(Dataset items)

- - -

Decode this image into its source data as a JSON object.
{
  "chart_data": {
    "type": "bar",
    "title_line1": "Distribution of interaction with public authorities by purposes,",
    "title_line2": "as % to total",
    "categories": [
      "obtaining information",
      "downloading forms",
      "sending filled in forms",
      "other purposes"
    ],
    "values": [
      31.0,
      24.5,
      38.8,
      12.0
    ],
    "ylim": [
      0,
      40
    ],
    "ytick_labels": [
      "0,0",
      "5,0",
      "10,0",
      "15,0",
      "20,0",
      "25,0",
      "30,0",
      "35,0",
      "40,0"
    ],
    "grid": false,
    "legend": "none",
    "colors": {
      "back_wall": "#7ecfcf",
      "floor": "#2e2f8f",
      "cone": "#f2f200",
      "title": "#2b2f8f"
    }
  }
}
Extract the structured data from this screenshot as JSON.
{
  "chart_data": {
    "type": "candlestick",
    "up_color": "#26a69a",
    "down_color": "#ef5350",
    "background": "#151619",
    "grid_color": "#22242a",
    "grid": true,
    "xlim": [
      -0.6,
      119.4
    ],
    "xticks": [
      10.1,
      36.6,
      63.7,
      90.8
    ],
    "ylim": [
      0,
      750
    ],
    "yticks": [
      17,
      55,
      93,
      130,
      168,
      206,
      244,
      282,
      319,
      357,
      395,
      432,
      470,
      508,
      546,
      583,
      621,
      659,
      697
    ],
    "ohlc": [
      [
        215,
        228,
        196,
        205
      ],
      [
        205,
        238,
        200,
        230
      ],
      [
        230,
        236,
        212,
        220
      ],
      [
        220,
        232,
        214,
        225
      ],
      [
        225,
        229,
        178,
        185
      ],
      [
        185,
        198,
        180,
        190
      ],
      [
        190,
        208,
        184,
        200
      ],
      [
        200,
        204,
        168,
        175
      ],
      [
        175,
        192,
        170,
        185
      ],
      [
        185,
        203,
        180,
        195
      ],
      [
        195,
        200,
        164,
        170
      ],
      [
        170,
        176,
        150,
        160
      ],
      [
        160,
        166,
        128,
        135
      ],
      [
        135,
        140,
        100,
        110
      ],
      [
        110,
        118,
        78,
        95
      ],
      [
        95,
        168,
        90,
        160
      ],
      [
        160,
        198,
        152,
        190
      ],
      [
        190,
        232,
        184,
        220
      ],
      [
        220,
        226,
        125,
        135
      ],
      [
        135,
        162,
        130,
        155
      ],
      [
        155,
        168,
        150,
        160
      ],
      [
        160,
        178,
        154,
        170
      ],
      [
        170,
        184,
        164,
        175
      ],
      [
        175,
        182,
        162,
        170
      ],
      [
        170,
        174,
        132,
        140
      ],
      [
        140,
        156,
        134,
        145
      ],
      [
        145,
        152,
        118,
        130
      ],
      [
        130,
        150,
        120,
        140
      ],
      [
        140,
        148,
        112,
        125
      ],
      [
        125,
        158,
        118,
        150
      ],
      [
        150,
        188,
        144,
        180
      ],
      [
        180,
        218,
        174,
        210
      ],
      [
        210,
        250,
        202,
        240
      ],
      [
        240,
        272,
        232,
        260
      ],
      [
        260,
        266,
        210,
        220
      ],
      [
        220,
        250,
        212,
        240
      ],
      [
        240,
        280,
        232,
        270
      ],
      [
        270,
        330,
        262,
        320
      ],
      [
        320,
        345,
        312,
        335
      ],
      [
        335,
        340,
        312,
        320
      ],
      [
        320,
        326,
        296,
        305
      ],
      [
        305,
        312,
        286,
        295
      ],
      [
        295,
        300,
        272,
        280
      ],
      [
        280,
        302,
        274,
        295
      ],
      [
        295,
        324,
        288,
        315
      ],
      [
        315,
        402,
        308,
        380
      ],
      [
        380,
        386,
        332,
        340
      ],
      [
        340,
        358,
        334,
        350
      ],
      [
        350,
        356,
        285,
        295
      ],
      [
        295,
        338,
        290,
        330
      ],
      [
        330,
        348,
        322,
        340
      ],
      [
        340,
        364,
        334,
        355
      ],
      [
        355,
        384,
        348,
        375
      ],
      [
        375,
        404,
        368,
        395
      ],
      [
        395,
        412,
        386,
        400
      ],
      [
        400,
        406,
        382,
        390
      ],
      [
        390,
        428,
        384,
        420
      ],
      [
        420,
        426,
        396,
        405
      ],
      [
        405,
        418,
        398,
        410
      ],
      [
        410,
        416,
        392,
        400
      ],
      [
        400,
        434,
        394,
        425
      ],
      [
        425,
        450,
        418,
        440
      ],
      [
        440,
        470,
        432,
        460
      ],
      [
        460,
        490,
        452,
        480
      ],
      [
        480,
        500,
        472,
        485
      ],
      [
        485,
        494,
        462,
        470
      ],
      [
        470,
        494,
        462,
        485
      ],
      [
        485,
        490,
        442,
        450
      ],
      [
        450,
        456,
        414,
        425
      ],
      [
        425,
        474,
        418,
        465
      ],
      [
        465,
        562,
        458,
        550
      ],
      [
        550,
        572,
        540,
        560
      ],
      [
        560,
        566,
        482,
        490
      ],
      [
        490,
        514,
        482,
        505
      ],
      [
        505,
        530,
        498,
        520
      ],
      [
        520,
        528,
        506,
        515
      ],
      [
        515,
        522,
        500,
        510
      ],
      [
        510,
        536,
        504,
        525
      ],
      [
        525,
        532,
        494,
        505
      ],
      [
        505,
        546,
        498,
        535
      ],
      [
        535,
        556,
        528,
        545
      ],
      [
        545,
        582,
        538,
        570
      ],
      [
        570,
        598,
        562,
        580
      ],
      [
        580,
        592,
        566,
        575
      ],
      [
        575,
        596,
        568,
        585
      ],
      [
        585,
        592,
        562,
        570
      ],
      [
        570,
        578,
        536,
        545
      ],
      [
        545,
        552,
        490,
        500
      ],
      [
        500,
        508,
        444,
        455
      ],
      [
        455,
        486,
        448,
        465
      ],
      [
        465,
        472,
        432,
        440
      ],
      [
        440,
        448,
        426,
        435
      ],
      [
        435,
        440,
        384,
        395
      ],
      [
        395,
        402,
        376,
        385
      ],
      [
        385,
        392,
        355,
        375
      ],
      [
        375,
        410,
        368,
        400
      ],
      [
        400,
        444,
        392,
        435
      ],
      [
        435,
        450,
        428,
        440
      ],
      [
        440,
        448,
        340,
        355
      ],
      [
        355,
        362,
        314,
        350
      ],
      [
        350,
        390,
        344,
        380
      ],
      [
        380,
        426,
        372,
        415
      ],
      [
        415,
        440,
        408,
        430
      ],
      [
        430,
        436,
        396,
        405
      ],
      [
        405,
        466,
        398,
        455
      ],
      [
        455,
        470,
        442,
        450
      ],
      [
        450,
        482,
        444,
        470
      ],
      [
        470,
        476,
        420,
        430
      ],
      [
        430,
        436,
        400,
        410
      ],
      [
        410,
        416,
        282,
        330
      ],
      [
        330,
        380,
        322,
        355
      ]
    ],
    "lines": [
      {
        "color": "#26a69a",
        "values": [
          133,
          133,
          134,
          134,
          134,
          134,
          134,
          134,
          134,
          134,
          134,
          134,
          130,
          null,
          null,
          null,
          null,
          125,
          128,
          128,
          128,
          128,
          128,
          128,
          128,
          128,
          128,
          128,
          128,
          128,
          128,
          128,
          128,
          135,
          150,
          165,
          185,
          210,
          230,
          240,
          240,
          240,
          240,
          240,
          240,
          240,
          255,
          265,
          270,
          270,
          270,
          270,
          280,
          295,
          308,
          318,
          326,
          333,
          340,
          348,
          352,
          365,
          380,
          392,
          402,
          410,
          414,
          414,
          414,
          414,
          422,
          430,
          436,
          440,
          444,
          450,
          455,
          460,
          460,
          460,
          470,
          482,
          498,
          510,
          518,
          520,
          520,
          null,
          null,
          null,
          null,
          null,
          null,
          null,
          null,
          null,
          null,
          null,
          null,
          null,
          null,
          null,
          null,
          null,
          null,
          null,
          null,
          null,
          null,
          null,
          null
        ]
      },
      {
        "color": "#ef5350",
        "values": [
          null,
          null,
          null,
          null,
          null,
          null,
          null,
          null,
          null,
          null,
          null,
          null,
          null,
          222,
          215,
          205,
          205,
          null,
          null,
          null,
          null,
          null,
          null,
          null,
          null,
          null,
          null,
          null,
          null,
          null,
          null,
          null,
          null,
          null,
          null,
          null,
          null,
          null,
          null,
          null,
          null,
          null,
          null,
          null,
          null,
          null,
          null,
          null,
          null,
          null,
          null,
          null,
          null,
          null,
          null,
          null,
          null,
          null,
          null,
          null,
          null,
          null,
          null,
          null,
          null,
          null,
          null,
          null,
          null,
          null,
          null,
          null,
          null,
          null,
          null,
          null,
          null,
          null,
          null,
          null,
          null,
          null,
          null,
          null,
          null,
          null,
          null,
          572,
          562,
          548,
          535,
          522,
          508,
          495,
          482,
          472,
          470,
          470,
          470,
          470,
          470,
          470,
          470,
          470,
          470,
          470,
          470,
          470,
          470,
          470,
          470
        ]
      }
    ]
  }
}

- - -

Gather every line from the entries above where the word "this" appears, and copy them.

* _Complete answer_:
Decode this image into its source data as a JSON object.
Extract the structured data from this screenshot as JSON.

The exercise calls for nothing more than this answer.